### EXERCISE BRIEF
Count the lines in the data below that contain the string "plot", and reply with that number alone.

** start of RECORDED INFORMATION **

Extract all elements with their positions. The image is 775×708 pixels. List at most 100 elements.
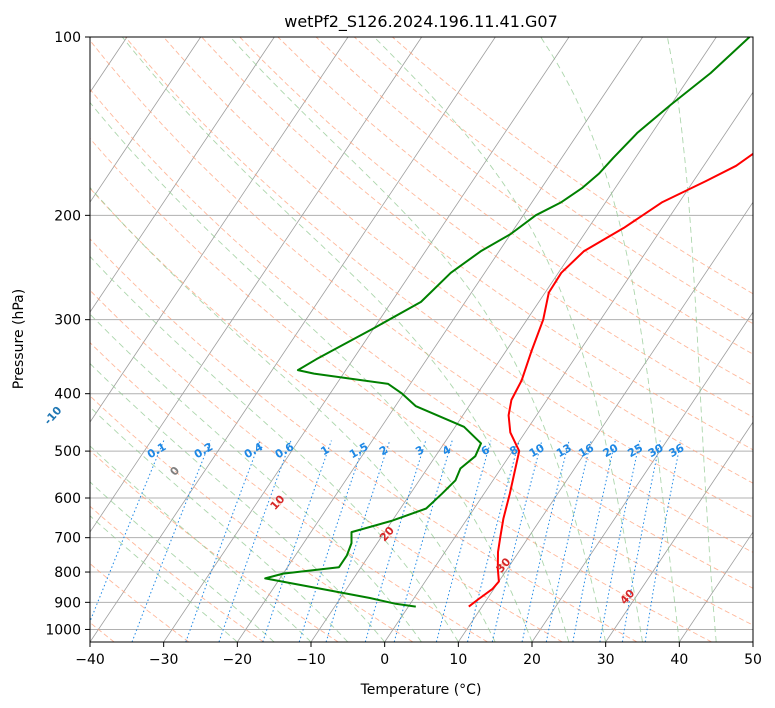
dry-adiabat-label: -10 <box>41 404 64 428</box>
y-tick-label: 300 <box>54 313 81 329</box>
mixing-ratio-line <box>90 440 165 623</box>
mixing-ratio-label: 0.2 <box>192 440 215 461</box>
dry-adiabat-line <box>239 37 753 418</box>
moist-adiabat-line <box>666 37 717 642</box>
dry-adiabat-line <box>90 238 638 642</box>
isotherm-line <box>384 91 753 642</box>
mixing-ratio-label: 4 <box>440 443 453 458</box>
dry-adiabat-label: 0 <box>167 464 182 479</box>
y-tick-label: 1000 <box>45 622 81 638</box>
chart-title: wetPf2_S126.2024.196.11.41.G07 <box>284 12 558 32</box>
y-tick-label: 500 <box>54 444 81 460</box>
x-axis-label: Temperature (°C) <box>360 682 482 698</box>
moist-adiabat-line <box>90 362 386 642</box>
mixing-ratio-line <box>325 440 391 642</box>
dry-adiabat-label: 40 <box>617 587 637 607</box>
dry-adiabat-line <box>201 37 753 451</box>
x-tick-label: 30 <box>597 652 615 668</box>
isotherm-line <box>90 37 275 313</box>
dry-adiabat-line <box>163 37 753 484</box>
dry-adiabat-line <box>353 37 753 325</box>
mixing-ratio-label: 0.1 <box>145 440 168 461</box>
mixing-ratio-line <box>467 440 520 642</box>
mixing-ratio-line <box>393 440 453 642</box>
dry-adiabat-line <box>124 37 753 518</box>
x-tick-label: 40 <box>670 652 688 668</box>
moist-adiabat-line <box>90 406 349 642</box>
x-tick-label: 20 <box>523 652 541 668</box>
plot-frame <box>89 36 754 643</box>
dry-adiabat-label: 20 <box>377 524 397 544</box>
mixing-ratio-label: 0.6 <box>273 440 297 461</box>
dry-adiabat-line <box>90 341 488 642</box>
mixing-ratio-line <box>218 440 292 642</box>
mixing-ratio-line <box>621 440 661 642</box>
mixing-ratio-label: 16 <box>576 441 596 460</box>
moist-adiabat-line <box>90 186 496 642</box>
moist-adiabat-line <box>90 515 238 642</box>
dry-adiabat-label: 10 <box>268 492 288 512</box>
mixing-ratio-label: 1.5 <box>347 440 370 461</box>
isotherm-line <box>605 421 753 642</box>
temperature-profile <box>468 152 753 608</box>
mixing-ratio-line <box>599 440 641 642</box>
mixing-ratio-label: 36 <box>667 441 687 460</box>
y-tick-label: 400 <box>54 387 81 403</box>
mixing-ratio-line <box>545 440 592 642</box>
mixing-ratio-line <box>491 440 543 642</box>
dry-adiabat-line <box>315 37 753 355</box>
y-tick-label: 200 <box>54 208 81 224</box>
isotherm-line <box>458 201 753 642</box>
isotherm-line <box>679 531 753 642</box>
mixing-ratio-line <box>185 440 261 642</box>
isotherm-line <box>90 37 349 423</box>
dry-adiabat-line <box>90 39 753 553</box>
isotherm-line <box>90 37 496 642</box>
dry-adiabat-line <box>90 395 414 642</box>
x-tick-label: −10 <box>296 652 326 668</box>
mixing-ratio-line <box>364 440 427 642</box>
moist-adiabat-line <box>90 445 312 642</box>
mixing-ratio-line <box>435 440 492 642</box>
isotherm-line <box>531 311 753 642</box>
dry-adiabat-line <box>90 289 563 642</box>
dry-adiabat-line <box>90 187 712 642</box>
moist-adiabat-line <box>90 481 275 642</box>
mixing-ratio-line <box>572 440 616 642</box>
mixing-ratio-line <box>521 440 570 642</box>
dry-adiabat-line <box>90 563 190 642</box>
y-tick-label: 900 <box>54 595 81 611</box>
moist-adiabat-line <box>90 101 533 642</box>
isotherm-line <box>752 641 753 642</box>
dry-adiabat-line <box>90 88 753 589</box>
mixing-ratio-label: 25 <box>625 441 645 460</box>
x-tick-label: 50 <box>744 652 762 668</box>
isotherm-line <box>237 37 644 642</box>
mixing-ratio-line <box>262 440 332 642</box>
y-tick-label: 800 <box>54 565 81 581</box>
dry-adiabat-line <box>392 37 753 295</box>
dry-adiabat-line <box>90 137 753 626</box>
mixing-ratio-label: 20 <box>601 441 621 460</box>
isotherm-line <box>163 37 570 642</box>
mixing-ratio-line <box>644 440 682 642</box>
x-tick-label: 10 <box>449 652 467 668</box>
moist-adiabat-line <box>90 255 459 642</box>
mixing-ratio-label: 13 <box>554 441 574 460</box>
isotherm-line <box>90 37 202 203</box>
isotherm-line <box>310 37 717 642</box>
y-axis-label: Pressure (hPa) <box>11 289 27 389</box>
dewpoint-profile <box>264 37 751 608</box>
moist-adiabat-line <box>540 37 680 642</box>
moist-adiabat-line <box>229 37 607 642</box>
y-tick-label: 600 <box>54 491 81 507</box>
y-tick-label: 100 <box>54 30 81 46</box>
mixing-ratio-label: 10 <box>527 441 547 460</box>
isotherm-line <box>90 37 423 533</box>
x-tick-label: −40 <box>75 652 105 668</box>
y-tick-label: 700 <box>54 531 81 547</box>
x-tick-label: −30 <box>149 652 179 668</box>
x-tick-label: −20 <box>223 652 253 668</box>
moist-adiabat-line <box>90 313 422 642</box>
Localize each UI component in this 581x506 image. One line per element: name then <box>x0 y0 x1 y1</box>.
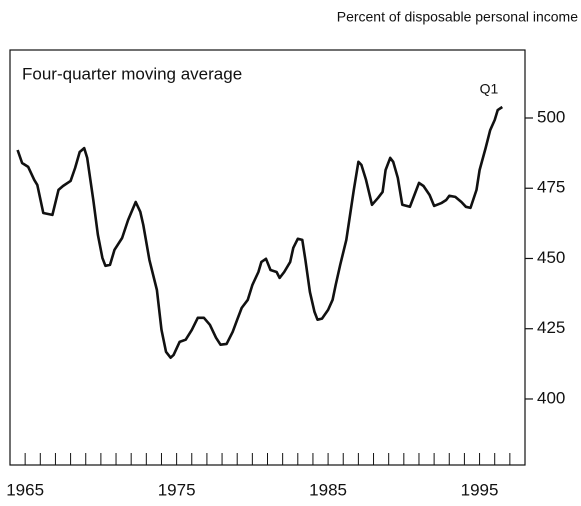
data-line <box>16 105 504 359</box>
annotation: Q1 <box>480 81 499 97</box>
x-tick-label: 1975 <box>158 480 196 499</box>
chart-title: Four-quarter moving average <box>22 64 242 83</box>
y-tick-label: 500 <box>537 107 565 126</box>
x-tick-label: 1965 <box>6 480 44 499</box>
plot-frame <box>9 49 526 466</box>
y-tick-label: 400 <box>537 388 565 407</box>
y-axis-label: Percent of disposable personal income <box>337 9 578 25</box>
x-tick-label: 1985 <box>309 480 347 499</box>
y-tick-label: 425 <box>537 318 565 337</box>
x-tick-label: 1995 <box>461 480 499 499</box>
y-tick-label: 450 <box>537 248 565 267</box>
y-tick-label: 475 <box>537 178 565 197</box>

** end of RECORDED INFORMATION **

### CORRECT RESPONSE
2